__PROVIDED DATA__.
+ + +

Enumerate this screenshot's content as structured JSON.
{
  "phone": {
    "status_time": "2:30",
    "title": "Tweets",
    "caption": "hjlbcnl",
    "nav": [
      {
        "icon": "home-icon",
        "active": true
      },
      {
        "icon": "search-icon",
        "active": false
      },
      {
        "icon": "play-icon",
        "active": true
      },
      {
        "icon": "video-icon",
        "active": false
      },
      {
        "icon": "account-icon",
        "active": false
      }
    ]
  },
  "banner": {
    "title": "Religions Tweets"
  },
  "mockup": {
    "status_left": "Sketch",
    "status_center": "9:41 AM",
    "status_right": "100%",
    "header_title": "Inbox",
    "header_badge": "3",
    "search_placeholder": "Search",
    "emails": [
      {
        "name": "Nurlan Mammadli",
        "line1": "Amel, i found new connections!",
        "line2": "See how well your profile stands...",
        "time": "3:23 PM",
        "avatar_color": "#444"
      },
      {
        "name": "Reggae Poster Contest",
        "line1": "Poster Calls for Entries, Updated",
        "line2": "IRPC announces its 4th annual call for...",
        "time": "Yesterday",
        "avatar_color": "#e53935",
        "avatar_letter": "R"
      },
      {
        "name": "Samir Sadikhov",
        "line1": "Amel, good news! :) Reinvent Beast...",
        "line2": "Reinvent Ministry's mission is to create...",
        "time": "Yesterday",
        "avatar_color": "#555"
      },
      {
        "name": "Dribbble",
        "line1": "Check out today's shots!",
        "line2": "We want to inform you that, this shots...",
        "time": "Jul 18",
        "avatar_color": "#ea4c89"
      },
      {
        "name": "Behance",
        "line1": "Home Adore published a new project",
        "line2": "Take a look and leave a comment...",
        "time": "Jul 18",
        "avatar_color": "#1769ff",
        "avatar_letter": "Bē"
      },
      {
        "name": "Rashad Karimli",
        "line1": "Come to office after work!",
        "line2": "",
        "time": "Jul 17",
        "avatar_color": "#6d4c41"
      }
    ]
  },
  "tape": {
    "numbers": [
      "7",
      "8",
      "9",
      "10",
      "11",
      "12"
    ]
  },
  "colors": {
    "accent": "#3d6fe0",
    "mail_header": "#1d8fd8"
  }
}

+ + +

__WHAT THE TASK ASKS__.
In the material above, find the lines that contain "name" and show them.

__OUTPUT BELOW__.
        "name": "Nurlan Mammadli",
        "name": "Reggae Poster Contest",
        "name": "Samir Sadikhov",
        "name": "Dribbble",
        "name": "Behance",
        "name": "Rashad Karimli",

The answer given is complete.